- _Task requirements_
• 1. In the transcript, what does one speaker say UBI does not solve?
• 2. Copy out the part of the transcript starting with "Like I I don't" and going on through "people actually want.", word for word.
━━ Given text ━━
Like I I don't know exactly how those
transformations happen cuz humans aren't
changing in 100 years.
>> I think agency and community are things
that people actually want.
>> Local community.
>> So like people you are close to being
able to do things with them and being
able to ascribe mean like describe
meaning to your life and to be able to
do things. I think that that is maybe if
not in a hundred years I don't think
that human biology is changing away from
those on a time scale that we can
discuss and I think that like UBI does
not solve agency. I do expect mass
wealth and I hope that it is spread so
that the average life does look very
different in a 100 years but that's
still a lot to happen in 100 years if
you think about countries that are early
in their development process to getting
access to computing and internet like to
build all the infrastructure and to have
policy that shares one nation's wealth
with another is it's I think it's an
optimistic view to see all of that
happening in 100 years while they still
being while they are still independent
entities and not just like absorbed into
some international order by force. But
there could be just better, more
elaborate, more effective
>> social support systems that help
alleviate some levels of basic suffering
from the world. You know, the
transformation of society where a lot of
jobs are lost in the short term. I think
we have to really remember that each
individual job that's lost is a is a
human being who's suffering. That's like
a when jobs are lost at scale is a real
tragedy.
You can make all kinds of arguments
about economics or it's it's all going
to be okay. It's it's good for the GDP.
━━━
━━ Dataset entries ━━
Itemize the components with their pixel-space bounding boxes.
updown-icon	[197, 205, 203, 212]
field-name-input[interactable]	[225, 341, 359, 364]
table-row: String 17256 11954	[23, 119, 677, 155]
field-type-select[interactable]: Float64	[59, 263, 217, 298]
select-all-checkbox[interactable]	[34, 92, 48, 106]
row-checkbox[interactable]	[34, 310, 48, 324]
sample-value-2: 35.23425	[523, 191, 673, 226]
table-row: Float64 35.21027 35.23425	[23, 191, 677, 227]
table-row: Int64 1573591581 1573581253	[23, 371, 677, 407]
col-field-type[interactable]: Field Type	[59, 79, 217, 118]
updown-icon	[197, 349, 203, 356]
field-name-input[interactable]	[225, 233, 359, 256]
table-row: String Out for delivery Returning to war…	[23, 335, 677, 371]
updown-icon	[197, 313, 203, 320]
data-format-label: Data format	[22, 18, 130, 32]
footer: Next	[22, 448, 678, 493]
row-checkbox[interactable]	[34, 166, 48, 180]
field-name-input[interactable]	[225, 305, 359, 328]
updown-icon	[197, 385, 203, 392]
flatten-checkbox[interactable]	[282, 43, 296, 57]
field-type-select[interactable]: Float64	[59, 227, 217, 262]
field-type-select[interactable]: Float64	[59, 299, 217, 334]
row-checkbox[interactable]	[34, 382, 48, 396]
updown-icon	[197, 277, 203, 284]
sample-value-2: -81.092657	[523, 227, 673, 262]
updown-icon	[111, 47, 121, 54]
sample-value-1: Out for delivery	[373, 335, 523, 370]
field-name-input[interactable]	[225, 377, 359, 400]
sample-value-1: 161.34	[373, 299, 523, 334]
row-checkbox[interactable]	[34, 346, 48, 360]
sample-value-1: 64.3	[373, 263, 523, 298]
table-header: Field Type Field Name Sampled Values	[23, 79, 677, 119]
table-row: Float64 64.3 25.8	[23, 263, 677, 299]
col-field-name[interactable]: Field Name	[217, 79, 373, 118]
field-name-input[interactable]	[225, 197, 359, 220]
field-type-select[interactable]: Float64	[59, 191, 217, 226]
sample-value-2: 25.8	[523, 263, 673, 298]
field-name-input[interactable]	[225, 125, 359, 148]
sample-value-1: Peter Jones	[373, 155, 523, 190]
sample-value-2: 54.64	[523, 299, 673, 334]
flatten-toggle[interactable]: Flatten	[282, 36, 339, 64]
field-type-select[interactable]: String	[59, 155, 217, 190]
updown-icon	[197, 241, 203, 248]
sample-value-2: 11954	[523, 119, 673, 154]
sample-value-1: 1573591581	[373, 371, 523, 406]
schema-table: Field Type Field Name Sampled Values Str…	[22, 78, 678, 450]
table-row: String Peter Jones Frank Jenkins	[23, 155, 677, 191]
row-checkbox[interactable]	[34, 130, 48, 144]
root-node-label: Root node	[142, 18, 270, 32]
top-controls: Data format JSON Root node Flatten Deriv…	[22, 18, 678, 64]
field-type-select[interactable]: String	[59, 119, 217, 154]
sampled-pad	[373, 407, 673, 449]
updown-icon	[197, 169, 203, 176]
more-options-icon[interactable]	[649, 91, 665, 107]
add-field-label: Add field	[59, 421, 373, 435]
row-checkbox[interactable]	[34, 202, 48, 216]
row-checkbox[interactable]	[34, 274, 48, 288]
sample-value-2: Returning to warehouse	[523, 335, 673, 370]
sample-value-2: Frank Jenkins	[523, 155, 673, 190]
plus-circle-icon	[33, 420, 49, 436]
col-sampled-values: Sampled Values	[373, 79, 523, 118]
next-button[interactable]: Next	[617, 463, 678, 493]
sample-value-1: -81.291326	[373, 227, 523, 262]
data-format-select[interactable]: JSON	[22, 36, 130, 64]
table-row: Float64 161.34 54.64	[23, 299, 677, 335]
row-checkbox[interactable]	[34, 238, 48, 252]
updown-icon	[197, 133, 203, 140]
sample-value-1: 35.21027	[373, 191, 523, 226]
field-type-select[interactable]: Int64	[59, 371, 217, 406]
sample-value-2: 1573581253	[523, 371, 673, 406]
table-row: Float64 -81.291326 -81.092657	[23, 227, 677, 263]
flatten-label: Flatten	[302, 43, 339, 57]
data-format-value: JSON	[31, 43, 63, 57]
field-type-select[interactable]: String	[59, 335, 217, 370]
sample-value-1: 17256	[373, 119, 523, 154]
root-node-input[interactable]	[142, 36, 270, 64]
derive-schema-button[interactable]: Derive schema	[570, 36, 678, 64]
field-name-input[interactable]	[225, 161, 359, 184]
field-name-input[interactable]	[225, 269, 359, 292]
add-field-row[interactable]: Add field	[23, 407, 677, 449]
━━━
- _Answers by item_
• 1. Agency.

• 2.
Like I I don't know exactly how those
transformations happen cuz humans aren't
changing in 100 years.
>> I think agency and community are things
that people actually want.